**Entries:**
________________
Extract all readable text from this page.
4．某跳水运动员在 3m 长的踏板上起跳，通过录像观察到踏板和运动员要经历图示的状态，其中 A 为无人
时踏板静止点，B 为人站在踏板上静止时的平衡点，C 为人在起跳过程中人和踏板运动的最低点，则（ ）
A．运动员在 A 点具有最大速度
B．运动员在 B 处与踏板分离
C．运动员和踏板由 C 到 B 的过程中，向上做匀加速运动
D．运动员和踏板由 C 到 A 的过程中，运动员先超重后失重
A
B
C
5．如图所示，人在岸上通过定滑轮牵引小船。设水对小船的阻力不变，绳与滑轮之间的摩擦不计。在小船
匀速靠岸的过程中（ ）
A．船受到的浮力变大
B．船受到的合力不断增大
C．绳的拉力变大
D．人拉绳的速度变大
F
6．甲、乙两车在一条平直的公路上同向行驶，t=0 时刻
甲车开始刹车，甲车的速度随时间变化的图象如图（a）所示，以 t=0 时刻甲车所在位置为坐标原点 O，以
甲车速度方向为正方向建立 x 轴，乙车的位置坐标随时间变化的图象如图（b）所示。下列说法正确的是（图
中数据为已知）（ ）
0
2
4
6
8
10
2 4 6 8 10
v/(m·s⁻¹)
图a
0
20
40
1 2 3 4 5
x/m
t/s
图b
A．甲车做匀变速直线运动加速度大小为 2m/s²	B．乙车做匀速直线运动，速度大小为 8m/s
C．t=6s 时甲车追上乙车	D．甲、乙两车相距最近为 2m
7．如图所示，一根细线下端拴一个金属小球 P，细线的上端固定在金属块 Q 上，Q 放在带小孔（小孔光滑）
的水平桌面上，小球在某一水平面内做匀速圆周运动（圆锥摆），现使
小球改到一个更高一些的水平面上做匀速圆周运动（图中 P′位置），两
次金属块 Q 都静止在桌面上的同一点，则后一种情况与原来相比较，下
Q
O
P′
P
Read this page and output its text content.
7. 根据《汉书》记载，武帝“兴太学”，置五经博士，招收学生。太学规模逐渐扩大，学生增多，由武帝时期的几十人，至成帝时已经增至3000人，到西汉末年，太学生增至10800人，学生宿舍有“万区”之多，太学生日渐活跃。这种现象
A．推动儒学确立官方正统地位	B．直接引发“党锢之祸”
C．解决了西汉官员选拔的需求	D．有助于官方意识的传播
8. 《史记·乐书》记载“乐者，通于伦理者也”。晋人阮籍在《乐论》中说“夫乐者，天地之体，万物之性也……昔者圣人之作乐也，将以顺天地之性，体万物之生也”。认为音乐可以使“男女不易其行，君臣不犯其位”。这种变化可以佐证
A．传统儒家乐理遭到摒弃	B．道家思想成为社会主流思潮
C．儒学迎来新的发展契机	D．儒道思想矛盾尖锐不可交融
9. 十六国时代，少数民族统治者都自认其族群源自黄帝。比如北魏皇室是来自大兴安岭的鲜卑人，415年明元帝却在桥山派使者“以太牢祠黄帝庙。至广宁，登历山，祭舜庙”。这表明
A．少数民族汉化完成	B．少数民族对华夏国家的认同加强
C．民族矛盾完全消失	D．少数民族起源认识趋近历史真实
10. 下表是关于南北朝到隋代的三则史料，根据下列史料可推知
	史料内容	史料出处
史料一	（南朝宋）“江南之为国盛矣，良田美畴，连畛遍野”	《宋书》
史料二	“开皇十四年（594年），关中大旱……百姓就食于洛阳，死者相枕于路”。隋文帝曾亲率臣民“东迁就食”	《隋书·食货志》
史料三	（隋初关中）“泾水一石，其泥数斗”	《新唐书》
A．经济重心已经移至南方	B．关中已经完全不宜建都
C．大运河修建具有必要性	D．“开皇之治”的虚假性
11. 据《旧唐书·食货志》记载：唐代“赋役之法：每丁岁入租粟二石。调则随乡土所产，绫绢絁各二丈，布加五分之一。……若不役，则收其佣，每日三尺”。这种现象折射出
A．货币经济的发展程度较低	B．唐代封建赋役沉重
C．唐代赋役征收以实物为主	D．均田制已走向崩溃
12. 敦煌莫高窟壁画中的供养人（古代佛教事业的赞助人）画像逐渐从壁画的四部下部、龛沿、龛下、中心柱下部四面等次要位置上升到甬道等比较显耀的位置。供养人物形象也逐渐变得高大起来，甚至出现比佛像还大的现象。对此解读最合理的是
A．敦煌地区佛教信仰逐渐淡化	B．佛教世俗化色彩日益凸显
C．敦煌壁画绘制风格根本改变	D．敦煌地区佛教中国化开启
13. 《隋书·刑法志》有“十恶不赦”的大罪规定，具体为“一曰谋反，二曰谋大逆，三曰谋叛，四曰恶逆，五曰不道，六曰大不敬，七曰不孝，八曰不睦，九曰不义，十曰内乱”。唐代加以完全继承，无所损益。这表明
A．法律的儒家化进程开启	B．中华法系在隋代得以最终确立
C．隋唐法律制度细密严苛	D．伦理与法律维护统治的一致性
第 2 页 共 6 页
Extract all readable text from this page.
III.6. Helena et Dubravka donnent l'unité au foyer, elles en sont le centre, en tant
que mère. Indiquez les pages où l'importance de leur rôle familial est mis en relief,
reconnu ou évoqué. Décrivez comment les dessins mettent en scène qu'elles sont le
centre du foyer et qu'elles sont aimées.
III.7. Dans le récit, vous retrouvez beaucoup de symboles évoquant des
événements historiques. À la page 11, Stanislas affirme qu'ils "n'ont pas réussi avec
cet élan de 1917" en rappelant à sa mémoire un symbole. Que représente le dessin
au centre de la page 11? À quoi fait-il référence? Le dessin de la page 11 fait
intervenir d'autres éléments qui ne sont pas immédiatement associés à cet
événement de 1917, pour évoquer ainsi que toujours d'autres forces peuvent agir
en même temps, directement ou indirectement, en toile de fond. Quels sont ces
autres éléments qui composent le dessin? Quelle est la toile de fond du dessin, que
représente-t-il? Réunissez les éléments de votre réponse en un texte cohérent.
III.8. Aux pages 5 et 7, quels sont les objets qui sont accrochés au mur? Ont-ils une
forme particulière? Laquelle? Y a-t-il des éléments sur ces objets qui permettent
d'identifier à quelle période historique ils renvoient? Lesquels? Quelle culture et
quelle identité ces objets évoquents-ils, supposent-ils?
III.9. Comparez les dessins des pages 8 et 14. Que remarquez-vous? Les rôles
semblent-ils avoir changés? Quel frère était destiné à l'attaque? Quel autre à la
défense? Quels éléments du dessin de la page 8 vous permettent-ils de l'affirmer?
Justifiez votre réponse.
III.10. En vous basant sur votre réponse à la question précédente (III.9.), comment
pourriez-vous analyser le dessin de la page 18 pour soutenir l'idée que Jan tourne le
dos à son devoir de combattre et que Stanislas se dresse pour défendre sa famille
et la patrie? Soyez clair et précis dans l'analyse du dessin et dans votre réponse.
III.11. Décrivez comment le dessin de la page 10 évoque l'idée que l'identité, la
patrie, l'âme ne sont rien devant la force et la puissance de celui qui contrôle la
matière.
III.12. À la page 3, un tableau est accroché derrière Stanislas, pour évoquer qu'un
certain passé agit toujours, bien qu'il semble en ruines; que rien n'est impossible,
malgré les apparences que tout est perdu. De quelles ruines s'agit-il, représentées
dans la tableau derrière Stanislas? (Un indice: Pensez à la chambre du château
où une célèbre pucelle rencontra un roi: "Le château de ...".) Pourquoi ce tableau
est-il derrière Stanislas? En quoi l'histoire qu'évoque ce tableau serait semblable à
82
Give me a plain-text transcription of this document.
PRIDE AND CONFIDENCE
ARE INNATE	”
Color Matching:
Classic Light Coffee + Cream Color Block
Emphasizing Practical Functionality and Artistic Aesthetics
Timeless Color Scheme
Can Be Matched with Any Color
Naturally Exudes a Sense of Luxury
________________
**What the exercise asks:** Restate the whole listing exactly, leaving out nothing.

**Exercise output:**
Extract all readable text from this page.
4．某跳水运动员在 3m 长的踏板上起跳，通过录像观察到踏板和运动员要经历图示的状态，其中 A 为无人
时踏板静止点，B 为人站在踏板上静止时的平衡点，C 为人在起跳过程中人和踏板运动的最低点，则（ ）
A．运动员在 A 点具有最大速度
B．运动员在 B 处与踏板分离
C．运动员和踏板由 C 到 B 的过程中，向上做匀加速运动
D．运动员和踏板由 C 到 A 的过程中，运动员先超重后失重
A
B
C
5．如图所示，人在岸上通过定滑轮牵引小船。设水对小船的阻力不变，绳与滑轮之间的摩擦不计。在小船
匀速靠岸的过程中（ ）
A．船受到的浮力变大
B．船受到的合力不断增大
C．绳的拉力变大
D．人拉绳的速度变大
F
6．甲、乙两车在一条平直的公路上同向行驶，t=0 时刻
甲车开始刹车，甲车的速度随时间变化的图象如图（a）所示，以 t=0 时刻甲车所在位置为坐标原点 O，以
甲车速度方向为正方向建立 x 轴，乙车的位置坐标随时间变化的图象如图（b）所示。下列说法正确的是（图
中数据为已知）（ ）
0
2
4
6
8
10
2 4 6 8 10
v/(m·s⁻¹)
图a
0
20
40
1 2 3 4 5
x/m
t/s
图b
A．甲车做匀变速直线运动加速度大小为 2m/s²	B．乙车做匀速直线运动，速度大小为 8m/s
C．t=6s 时甲车追上乙车	D．甲、乙两车相距最近为 2m
7．如图所示，一根细线下端拴一个金属小球 P，细线的上端固定在金属块 Q 上，Q 放在带小孔（小孔光滑）
的水平桌面上，小球在某一水平面内做匀速圆周运动（圆锥摆），现使
小球改到一个更高一些的水平面上做匀速圆周运动（图中 P′位置），两
次金属块 Q 都静止在桌面上的同一点，则后一种情况与原来相比较，下
Q
O
P′
P
Read this page and output its text content.
7. 根据《汉书》记载，武帝“兴太学”，置五经博士，招收学生。太学规模逐渐扩大，学生增多，由武帝时期的几十人，至成帝时已经增至3000人，到西汉末年，太学生增至10800人，学生宿舍有“万区”之多，太学生日渐活跃。这种现象
A．推动儒学确立官方正统地位	B．直接引发“党锢之祸”
C．解决了西汉官员选拔的需求	D．有助于官方意识的传播
8. 《史记·乐书》记载“乐者，通于伦理者也”。晋人阮籍在《乐论》中说“夫乐者，天地之体，万物之性也……昔者圣人之作乐也，将以顺天地之性，体万物之生也”。认为音乐可以使“男女不易其行，君臣不犯其位”。这种变化可以佐证
A．传统儒家乐理遭到摒弃	B．道家思想成为社会主流思潮
C．儒学迎来新的发展契机	D．儒道思想矛盾尖锐不可交融
9. 十六国时代，少数民族统治者都自认其族群源自黄帝。比如北魏皇室是来自大兴安岭的鲜卑人，415年明元帝却在桥山派使者“以太牢祠黄帝庙。至广宁，登历山，祭舜庙”。这表明
A．少数民族汉化完成	B．少数民族对华夏国家的认同加强
C．民族矛盾完全消失	D．少数民族起源认识趋近历史真实
10. 下表是关于南北朝到隋代的三则史料，根据下列史料可推知
	史料内容	史料出处
史料一	（南朝宋）“江南之为国盛矣，良田美畴，连畛遍野”	《宋书》
史料二	“开皇十四年（594年），关中大旱……百姓就食于洛阳，死者相枕于路”。隋文帝曾亲率臣民“东迁就食”	《隋书·食货志》
史料三	（隋初关中）“泾水一石，其泥数斗”	《新唐书》
A．经济重心已经移至南方	B．关中已经完全不宜建都
C．大运河修建具有必要性	D．“开皇之治”的虚假性
11. 据《旧唐书·食货志》记载：唐代“赋役之法：每丁岁入租粟二石。调则随乡土所产，绫绢絁各二丈，布加五分之一。……若不役，则收其佣，每日三尺”。这种现象折射出
A．货币经济的发展程度较低	B．唐代封建赋役沉重
C．唐代赋役征收以实物为主	D．均田制已走向崩溃
12. 敦煌莫高窟壁画中的供养人（古代佛教事业的赞助人）画像逐渐从壁画的四部下部、龛沿、龛下、中心柱下部四面等次要位置上升到甬道等比较显耀的位置。供养人物形象也逐渐变得高大起来，甚至出现比佛像还大的现象。对此解读最合理的是
A．敦煌地区佛教信仰逐渐淡化	B．佛教世俗化色彩日益凸显
C．敦煌壁画绘制风格根本改变	D．敦煌地区佛教中国化开启
13. 《隋书·刑法志》有“十恶不赦”的大罪规定，具体为“一曰谋反，二曰谋大逆，三曰谋叛，四曰恶逆，五曰不道，六曰大不敬，七曰不孝，八曰不睦，九曰不义，十曰内乱”。唐代加以完全继承，无所损益。这表明
A．法律的儒家化进程开启	B．中华法系在隋代得以最终确立
C．隋唐法律制度细密严苛	D．伦理与法律维护统治的一致性
第 2 页 共 6 页
Extract all readable text from this page.
III.6. Helena et Dubravka donnent l'unité au foyer, elles en sont le centre, en tant
que mère. Indiquez les pages où l'importance de leur rôle familial est mis en relief,
reconnu ou évoqué. Décrivez comment les dessins mettent en scène qu'elles sont le
centre du foyer et qu'elles sont aimées.
III.7. Dans le récit, vous retrouvez beaucoup de symboles évoquant des
événements historiques. À la page 11, Stanislas affirme qu'ils "n'ont pas réussi avec
cet élan de 1917" en rappelant à sa mémoire un symbole. Que représente le dessin
au centre de la page 11? À quoi fait-il référence? Le dessin de la page 11 fait
intervenir d'autres éléments qui ne sont pas immédiatement associés à cet
événement de 1917, pour évoquer ainsi que toujours d'autres forces peuvent agir
en même temps, directement ou indirectement, en toile de fond. Quels sont ces
autres éléments qui composent le dessin? Quelle est la toile de fond du dessin, que
représente-t-il? Réunissez les éléments de votre réponse en un texte cohérent.
III.8. Aux pages 5 et 7, quels sont les objets qui sont accrochés au mur? Ont-ils une
forme particulière? Laquelle? Y a-t-il des éléments sur ces objets qui permettent
d'identifier à quelle période historique ils renvoient? Lesquels? Quelle culture et
quelle identité ces objets évoquents-ils, supposent-ils?
III.9. Comparez les dessins des pages 8 et 14. Que remarquez-vous? Les rôles
semblent-ils avoir changés? Quel frère était destiné à l'attaque? Quel autre à la
défense? Quels éléments du dessin de la page 8 vous permettent-ils de l'affirmer?
Justifiez votre réponse.
III.10. En vous basant sur votre réponse à la question précédente (III.9.), comment
pourriez-vous analyser le dessin de la page 18 pour soutenir l'idée que Jan tourne le
dos à son devoir de combattre et que Stanislas se dresse pour défendre sa famille
et la patrie? Soyez clair et précis dans l'analyse du dessin et dans votre réponse.
III.11. Décrivez comment le dessin de la page 10 évoque l'idée que l'identité, la
patrie, l'âme ne sont rien devant la force et la puissance de celui qui contrôle la
matière.
III.12. À la page 3, un tableau est accroché derrière Stanislas, pour évoquer qu'un
certain passé agit toujours, bien qu'il semble en ruines; que rien n'est impossible,
malgré les apparences que tout est perdu. De quelles ruines s'agit-il, représentées
dans la tableau derrière Stanislas? (Un indice: Pensez à la chambre du château
où une célèbre pucelle rencontra un roi: "Le château de ...".) Pourquoi ce tableau
est-il derrière Stanislas? En quoi l'histoire qu'évoque ce tableau serait semblable à
82
Give me a plain-text transcription of this document.
PRIDE AND CONFIDENCE
ARE INNATE	”
Color Matching:
Classic Light Coffee + Cream Color Block
Emphasizing Practical Functionality and Artistic Aesthetics
Timeless Color Scheme
Can Be Matched with Any Color
Naturally Exudes a Sense of Luxury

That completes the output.